Images appear in the records below; leave them out and repeat everything else exactly.

"""

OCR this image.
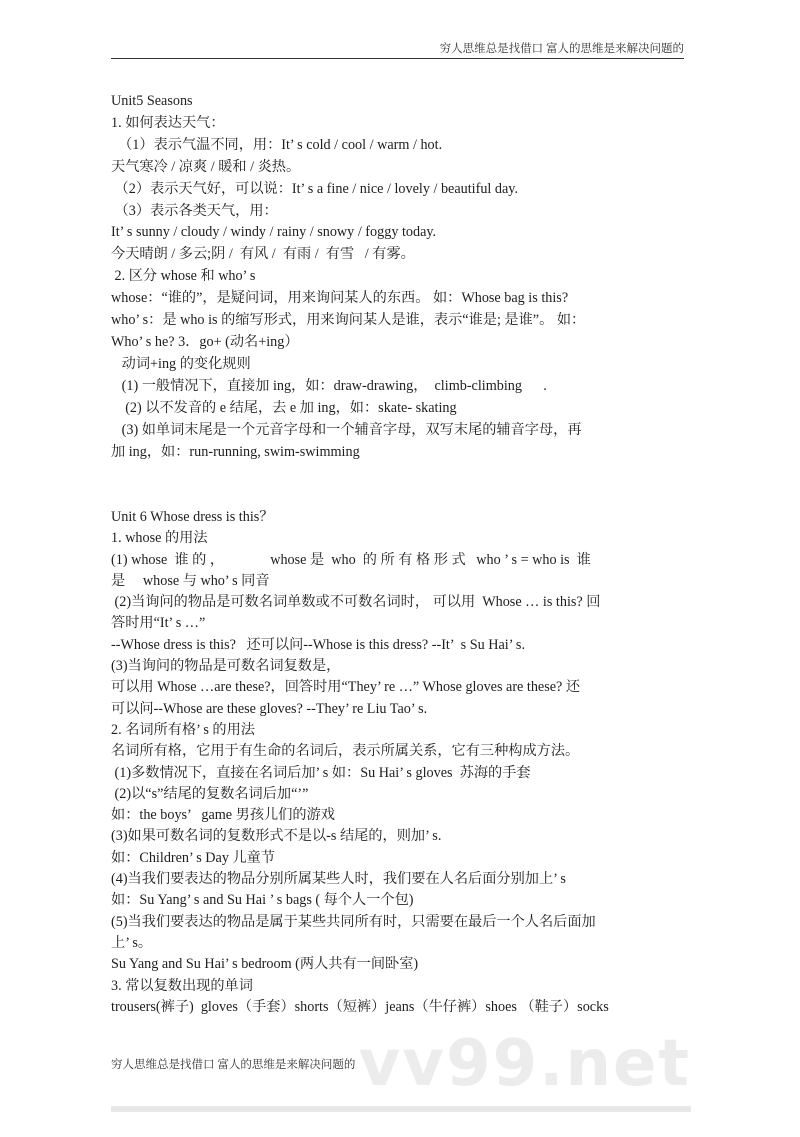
穷人思维总是找借口 富人的思维是来解决问题的
Unit5 Seasons
1. 如何表达天气：
（1）表示气温不同，用：It’ s cold / cool / warm / hot.
天气寒冷 / 凉爽 / 暖和 / 炎热。
（2）表示天气好，可以说：It’ s a fine / nice / lovely / beautiful day.
（3）表示各类天气，用：
It’ s sunny / cloudy / windy / rainy / snowy / foggy today.
今天晴朗 / 多云;阴 /  有风 /  有雨 /  有雪   / 有雾。
2. 区分 whose 和 who’ s
whose：“谁的”，是疑问词，用来询问某人的东西。 如：Whose bag is this?
who’ s：是 who is 的缩写形式，用来询问某人是谁，表示“谁是; 是谁”。 如：
Who’ s he? 3．go+ (动名+ing）
动词+ing 的变化规则
(1) 一般情况下，直接加 ing，如：draw-drawing，  climb-climbing      .
(2) 以不发音的 e 结尾，去 e 加 ing，如：skate- skating
(3) 如单词末尾是一个元音字母和一个辅音字母，双写末尾的辅音字母，再
加 ing，如：run-running, swim-swimming
Unit 6 Whose dress is this？
1. whose 的用法
(1) whose  谁 的 ，             whose 是  who  的 所 有 格 形 式   who ’ s = who is  谁
是     whose 与 who’ s 同音
(2)当询问的物品是可数名词单数或不可数名词时， 可以用  Whose … is this? 回
答时用“It’ s …”
--Whose dress is this?   还可以问--Whose is this dress? --It’  s Su Hai’ s.
(3)当询问的物品是可数名词复数是，
可以用 Whose …are these?，回答时用“They’ re …” Whose gloves are these? 还
可以问--Whose are these gloves? --They’ re Liu Tao’ s.
2. 名词所有格’ s 的用法
名词所有格，它用于有生命的名词后，表示所属关系，它有三种构成方法。
(1)多数情况下，直接在名词后加’ s 如：Su Hai’ s gloves  苏海的手套
(2)以“s”结尾的复数名词后加“’”
如：the boys’   game 男孩儿们的游戏
(3)如果可数名词的复数形式不是以-s 结尾的，则加’ s.
如：Children’ s Day 儿童节
(4)当我们要表达的物品分别所属某些人时，我们要在人名后面分别加上’ s
如：Su Yang’ s and Su Hai ’ s bags ( 每个人一个包)
(5)当我们要表达的物品是属于某些共同所有时，只需要在最后一个人名后面加
上’ s。
Su Yang and Su Hai’ s bedroom (两人共有一间卧室)
3. 常以复数出现的单词
trousers(裤子)  gloves（手套）shorts（短裤）jeans（牛仔裤）shoes （鞋子）socks
穷人思维总是找借口 富人的思维是来解决问题的 vv99.net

"""

* [Worked answer]
OCR this image.
穷人思维总是找借口 富人的思维是来解决问题的
Unit5 Seasons
1. 如何表达天气：
（1）表示气温不同，用：It’ s cold / cool / warm / hot.
天气寒冷 / 凉爽 / 暖和 / 炎热。
（2）表示天气好，可以说：It’ s a fine / nice / lovely / beautiful day.
（3）表示各类天气，用：
It’ s sunny / cloudy / windy / rainy / snowy / foggy today.
今天晴朗 / 多云;阴 /  有风 /  有雨 /  有雪   / 有雾。
2. 区分 whose 和 who’ s
whose：“谁的”，是疑问词，用来询问某人的东西。 如：Whose bag is this?
who’ s：是 who is 的缩写形式，用来询问某人是谁，表示“谁是; 是谁”。 如：
Who’ s he? 3．go+ (动名+ing）
动词+ing 的变化规则
(1) 一般情况下，直接加 ing，如：draw-drawing，  climb-climbing      .
(2) 以不发音的 e 结尾，去 e 加 ing，如：skate- skating
(3) 如单词末尾是一个元音字母和一个辅音字母，双写末尾的辅音字母，再
加 ing，如：run-running, swim-swimming
Unit 6 Whose dress is this？
1. whose 的用法
(1) whose  谁 的 ，             whose 是  who  的 所 有 格 形 式   who ’ s = who is  谁
是     whose 与 who’ s 同音
(2)当询问的物品是可数名词单数或不可数名词时， 可以用  Whose … is this? 回
答时用“It’ s …”
--Whose dress is this?   还可以问--Whose is this dress? --It’  s Su Hai’ s.
(3)当询问的物品是可数名词复数是，
可以用 Whose …are these?，回答时用“They’ re …” Whose gloves are these? 还
可以问--Whose are these gloves? --They’ re Liu Tao’ s.
2. 名词所有格’ s 的用法
名词所有格，它用于有生命的名词后，表示所属关系，它有三种构成方法。
(1)多数情况下，直接在名词后加’ s 如：Su Hai’ s gloves  苏海的手套
(2)以“s”结尾的复数名词后加“’”
如：the boys’   game 男孩儿们的游戏
(3)如果可数名词的复数形式不是以-s 结尾的，则加’ s.
如：Children’ s Day 儿童节
(4)当我们要表达的物品分别所属某些人时，我们要在人名后面分别加上’ s
如：Su Yang’ s and Su Hai ’ s bags ( 每个人一个包)
(5)当我们要表达的物品是属于某些共同所有时，只需要在最后一个人名后面加
上’ s。
Su Yang and Su Hai’ s bedroom (两人共有一间卧室)
3. 常以复数出现的单词
trousers(裤子)  gloves（手套）shorts（短裤）jeans（牛仔裤）shoes （鞋子）socks
穷人思维总是找借口 富人的思维是来解决问题的 vv99.net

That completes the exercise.